*Exercise*
Transcribe the material below exactly as it appears.

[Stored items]
──────────────────────────────
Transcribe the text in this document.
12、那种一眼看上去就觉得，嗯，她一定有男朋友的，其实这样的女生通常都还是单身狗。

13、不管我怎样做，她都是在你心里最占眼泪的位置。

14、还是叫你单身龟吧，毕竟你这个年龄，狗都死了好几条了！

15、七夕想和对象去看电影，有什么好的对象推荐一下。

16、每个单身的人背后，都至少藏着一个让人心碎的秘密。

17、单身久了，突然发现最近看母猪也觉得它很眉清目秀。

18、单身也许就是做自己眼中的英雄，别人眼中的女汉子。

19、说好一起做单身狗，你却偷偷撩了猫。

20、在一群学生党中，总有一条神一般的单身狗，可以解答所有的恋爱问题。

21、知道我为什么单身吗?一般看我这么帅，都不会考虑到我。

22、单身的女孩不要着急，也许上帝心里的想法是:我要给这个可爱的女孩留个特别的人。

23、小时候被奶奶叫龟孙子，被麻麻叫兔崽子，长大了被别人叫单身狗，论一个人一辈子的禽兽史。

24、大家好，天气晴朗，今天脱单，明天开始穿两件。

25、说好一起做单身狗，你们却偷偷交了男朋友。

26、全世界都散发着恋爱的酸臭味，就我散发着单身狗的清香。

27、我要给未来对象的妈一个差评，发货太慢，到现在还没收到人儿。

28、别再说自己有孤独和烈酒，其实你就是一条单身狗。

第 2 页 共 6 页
──────────────────────────────
*Final result*
Transcribe the text in this document.
12、那种一眼看上去就觉得，嗯，她一定有男朋友的，其实这样的女生通常都还是单身狗。

13、不管我怎样做，她都是在你心里最占眼泪的位置。

14、还是叫你单身龟吧，毕竟你这个年龄，狗都死了好几条了！

15、七夕想和对象去看电影，有什么好的对象推荐一下。

16、每个单身的人背后，都至少藏着一个让人心碎的秘密。

17、单身久了，突然发现最近看母猪也觉得它很眉清目秀。

18、单身也许就是做自己眼中的英雄，别人眼中的女汉子。

19、说好一起做单身狗，你却偷偷撩了猫。

20、在一群学生党中，总有一条神一般的单身狗，可以解答所有的恋爱问题。

21、知道我为什么单身吗?一般看我这么帅，都不会考虑到我。

22、单身的女孩不要着急，也许上帝心里的想法是:我要给这个可爱的女孩留个特别的人。

23、小时候被奶奶叫龟孙子，被麻麻叫兔崽子，长大了被别人叫单身狗，论一个人一辈子的禽兽史。

24、大家好，天气晴朗，今天脱单，明天开始穿两件。

25、说好一起做单身狗，你们却偷偷交了男朋友。

26、全世界都散发着恋爱的酸臭味，就我散发着单身狗的清香。

27、我要给未来对象的妈一个差评，发货太慢，到现在还没收到人儿。

28、别再说自己有孤独和烈酒，其实你就是一条单身狗。

第 2 页 共 6 页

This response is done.